## [Your instructions]
Word for word, restate every line of the material.

§ §

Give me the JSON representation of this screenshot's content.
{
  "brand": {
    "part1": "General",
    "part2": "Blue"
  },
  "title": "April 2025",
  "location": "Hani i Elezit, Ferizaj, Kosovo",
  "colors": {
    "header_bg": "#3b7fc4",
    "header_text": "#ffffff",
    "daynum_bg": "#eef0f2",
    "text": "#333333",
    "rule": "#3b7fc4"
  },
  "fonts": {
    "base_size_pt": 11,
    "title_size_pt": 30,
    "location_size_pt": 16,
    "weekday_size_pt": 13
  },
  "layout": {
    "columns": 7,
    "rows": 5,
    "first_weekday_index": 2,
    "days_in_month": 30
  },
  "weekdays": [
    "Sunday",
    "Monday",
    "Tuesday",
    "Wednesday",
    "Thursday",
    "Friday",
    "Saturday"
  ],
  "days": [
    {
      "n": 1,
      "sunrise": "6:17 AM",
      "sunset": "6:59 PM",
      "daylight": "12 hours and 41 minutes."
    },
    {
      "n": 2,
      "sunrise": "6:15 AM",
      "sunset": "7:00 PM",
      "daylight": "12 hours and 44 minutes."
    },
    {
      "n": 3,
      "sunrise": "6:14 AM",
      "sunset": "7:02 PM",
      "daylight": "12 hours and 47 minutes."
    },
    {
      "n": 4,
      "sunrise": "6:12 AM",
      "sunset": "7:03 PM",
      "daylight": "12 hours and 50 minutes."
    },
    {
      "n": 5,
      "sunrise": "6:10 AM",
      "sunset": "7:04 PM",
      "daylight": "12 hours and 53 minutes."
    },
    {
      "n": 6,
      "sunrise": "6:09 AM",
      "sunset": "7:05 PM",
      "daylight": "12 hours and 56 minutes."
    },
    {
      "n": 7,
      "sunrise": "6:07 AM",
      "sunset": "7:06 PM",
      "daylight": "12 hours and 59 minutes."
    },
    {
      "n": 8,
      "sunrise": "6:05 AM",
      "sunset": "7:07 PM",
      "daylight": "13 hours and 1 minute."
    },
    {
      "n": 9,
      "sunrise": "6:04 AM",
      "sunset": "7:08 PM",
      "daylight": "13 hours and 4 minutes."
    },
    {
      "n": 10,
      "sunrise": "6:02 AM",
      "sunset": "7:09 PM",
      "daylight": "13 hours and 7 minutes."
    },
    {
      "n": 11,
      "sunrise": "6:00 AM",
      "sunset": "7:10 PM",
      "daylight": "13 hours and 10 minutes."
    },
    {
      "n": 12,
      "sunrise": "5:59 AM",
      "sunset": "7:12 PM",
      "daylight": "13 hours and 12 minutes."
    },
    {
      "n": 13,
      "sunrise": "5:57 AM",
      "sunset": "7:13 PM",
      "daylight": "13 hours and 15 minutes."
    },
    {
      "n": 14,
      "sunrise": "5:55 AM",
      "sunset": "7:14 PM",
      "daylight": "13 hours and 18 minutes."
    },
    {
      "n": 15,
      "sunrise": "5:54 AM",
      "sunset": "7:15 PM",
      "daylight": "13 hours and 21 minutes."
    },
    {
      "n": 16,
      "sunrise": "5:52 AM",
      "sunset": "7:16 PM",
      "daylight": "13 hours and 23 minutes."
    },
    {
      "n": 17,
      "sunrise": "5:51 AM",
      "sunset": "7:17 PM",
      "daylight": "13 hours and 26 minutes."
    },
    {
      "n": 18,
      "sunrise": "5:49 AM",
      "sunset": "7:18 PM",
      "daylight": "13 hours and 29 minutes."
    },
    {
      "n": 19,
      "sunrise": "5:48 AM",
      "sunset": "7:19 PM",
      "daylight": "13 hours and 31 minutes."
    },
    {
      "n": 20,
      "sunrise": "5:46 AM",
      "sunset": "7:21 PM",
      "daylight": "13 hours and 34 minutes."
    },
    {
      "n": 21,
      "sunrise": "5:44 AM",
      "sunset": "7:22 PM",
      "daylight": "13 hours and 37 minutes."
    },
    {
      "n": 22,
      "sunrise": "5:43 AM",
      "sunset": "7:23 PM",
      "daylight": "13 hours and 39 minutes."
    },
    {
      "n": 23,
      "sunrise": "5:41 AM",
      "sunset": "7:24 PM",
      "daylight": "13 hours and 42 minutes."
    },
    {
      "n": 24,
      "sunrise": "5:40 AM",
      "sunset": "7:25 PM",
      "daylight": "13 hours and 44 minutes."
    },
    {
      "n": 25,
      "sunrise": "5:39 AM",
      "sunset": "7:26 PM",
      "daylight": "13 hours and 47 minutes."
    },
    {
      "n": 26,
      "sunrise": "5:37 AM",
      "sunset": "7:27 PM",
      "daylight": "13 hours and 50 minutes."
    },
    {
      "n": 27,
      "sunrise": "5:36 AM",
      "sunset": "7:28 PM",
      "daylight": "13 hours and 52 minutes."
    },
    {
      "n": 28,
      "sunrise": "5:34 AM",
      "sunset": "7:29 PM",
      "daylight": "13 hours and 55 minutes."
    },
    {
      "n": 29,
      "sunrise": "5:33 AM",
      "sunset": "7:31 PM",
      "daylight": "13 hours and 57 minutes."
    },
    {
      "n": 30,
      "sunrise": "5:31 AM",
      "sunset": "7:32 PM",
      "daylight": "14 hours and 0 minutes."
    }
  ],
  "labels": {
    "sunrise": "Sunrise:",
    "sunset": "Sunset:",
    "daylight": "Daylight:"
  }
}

§ §

## [Full answer]
Give me the JSON representation of this screenshot's content.
{
  "brand": {
    "part1": "General",
    "part2": "Blue"
  },
  "title": "April 2025",
  "location": "Hani i Elezit, Ferizaj, Kosovo",
  "colors": {
    "header_bg": "#3b7fc4",
    "header_text": "#ffffff",
    "daynum_bg": "#eef0f2",
    "text": "#333333",
    "rule": "#3b7fc4"
  },
  "fonts": {
    "base_size_pt": 11,
    "title_size_pt": 30,
    "location_size_pt": 16,
    "weekday_size_pt": 13
  },
  "layout": {
    "columns": 7,
    "rows": 5,
    "first_weekday_index": 2,
    "days_in_month": 30
  },
  "weekdays": [
    "Sunday",
    "Monday",
    "Tuesday",
    "Wednesday",
    "Thursday",
    "Friday",
    "Saturday"
  ],
  "days": [
    {
      "n": 1,
      "sunrise": "6:17 AM",
      "sunset": "6:59 PM",
      "daylight": "12 hours and 41 minutes."
    },
    {
      "n": 2,
      "sunrise": "6:15 AM",
      "sunset": "7:00 PM",
      "daylight": "12 hours and 44 minutes."
    },
    {
      "n": 3,
      "sunrise": "6:14 AM",
      "sunset": "7:02 PM",
      "daylight": "12 hours and 47 minutes."
    },
    {
      "n": 4,
      "sunrise": "6:12 AM",
      "sunset": "7:03 PM",
      "daylight": "12 hours and 50 minutes."
    },
    {
      "n": 5,
      "sunrise": "6:10 AM",
      "sunset": "7:04 PM",
      "daylight": "12 hours and 53 minutes."
    },
    {
      "n": 6,
      "sunrise": "6:09 AM",
      "sunset": "7:05 PM",
      "daylight": "12 hours and 56 minutes."
    },
    {
      "n": 7,
      "sunrise": "6:07 AM",
      "sunset": "7:06 PM",
      "daylight": "12 hours and 59 minutes."
    },
    {
      "n": 8,
      "sunrise": "6:05 AM",
      "sunset": "7:07 PM",
      "daylight": "13 hours and 1 minute."
    },
    {
      "n": 9,
      "sunrise": "6:04 AM",
      "sunset": "7:08 PM",
      "daylight": "13 hours and 4 minutes."
    },
    {
      "n": 10,
      "sunrise": "6:02 AM",
      "sunset": "7:09 PM",
      "daylight": "13 hours and 7 minutes."
    },
    {
      "n": 11,
      "sunrise": "6:00 AM",
      "sunset": "7:10 PM",
      "daylight": "13 hours and 10 minutes."
    },
    {
      "n": 12,
      "sunrise": "5:59 AM",
      "sunset": "7:12 PM",
      "daylight": "13 hours and 12 minutes."
    },
    {
      "n": 13,
      "sunrise": "5:57 AM",
      "sunset": "7:13 PM",
      "daylight": "13 hours and 15 minutes."
    },
    {
      "n": 14,
      "sunrise": "5:55 AM",
      "sunset": "7:14 PM",
      "daylight": "13 hours and 18 minutes."
    },
    {
      "n": 15,
      "sunrise": "5:54 AM",
      "sunset": "7:15 PM",
      "daylight": "13 hours and 21 minutes."
    },
    {
      "n": 16,
      "sunrise": "5:52 AM",
      "sunset": "7:16 PM",
      "daylight": "13 hours and 23 minutes."
    },
    {
      "n": 17,
      "sunrise": "5:51 AM",
      "sunset": "7:17 PM",
      "daylight": "13 hours and 26 minutes."
    },
    {
      "n": 18,
      "sunrise": "5:49 AM",
      "sunset": "7:18 PM",
      "daylight": "13 hours and 29 minutes."
    },
    {
      "n": 19,
      "sunrise": "5:48 AM",
      "sunset": "7:19 PM",
      "daylight": "13 hours and 31 minutes."
    },
    {
      "n": 20,
      "sunrise": "5:46 AM",
      "sunset": "7:21 PM",
      "daylight": "13 hours and 34 minutes."
    },
    {
      "n": 21,
      "sunrise": "5:44 AM",
      "sunset": "7:22 PM",
      "daylight": "13 hours and 37 minutes."
    },
    {
      "n": 22,
      "sunrise": "5:43 AM",
      "sunset": "7:23 PM",
      "daylight": "13 hours and 39 minutes."
    },
    {
      "n": 23,
      "sunrise": "5:41 AM",
      "sunset": "7:24 PM",
      "daylight": "13 hours and 42 minutes."
    },
    {
      "n": 24,
      "sunrise": "5:40 AM",
      "sunset": "7:25 PM",
      "daylight": "13 hours and 44 minutes."
    },
    {
      "n": 25,
      "sunrise": "5:39 AM",
      "sunset": "7:26 PM",
      "daylight": "13 hours and 47 minutes."
    },
    {
      "n": 26,
      "sunrise": "5:37 AM",
      "sunset": "7:27 PM",
      "daylight": "13 hours and 50 minutes."
    },
    {
      "n": 27,
      "sunrise": "5:36 AM",
      "sunset": "7:28 PM",
      "daylight": "13 hours and 52 minutes."
    },
    {
      "n": 28,
      "sunrise": "5:34 AM",
      "sunset": "7:29 PM",
      "daylight": "13 hours and 55 minutes."
    },
    {
      "n": 29,
      "sunrise": "5:33 AM",
      "sunset": "7:31 PM",
      "daylight": "13 hours and 57 minutes."
    },
    {
      "n": 30,
      "sunrise": "5:31 AM",
      "sunset": "7:32 PM",
      "daylight": "14 hours and 0 minutes."
    }
  ],
  "labels": {
    "sunrise": "Sunrise:",
    "sunset": "Sunset:",
    "daylight": "Daylight:"
  }
}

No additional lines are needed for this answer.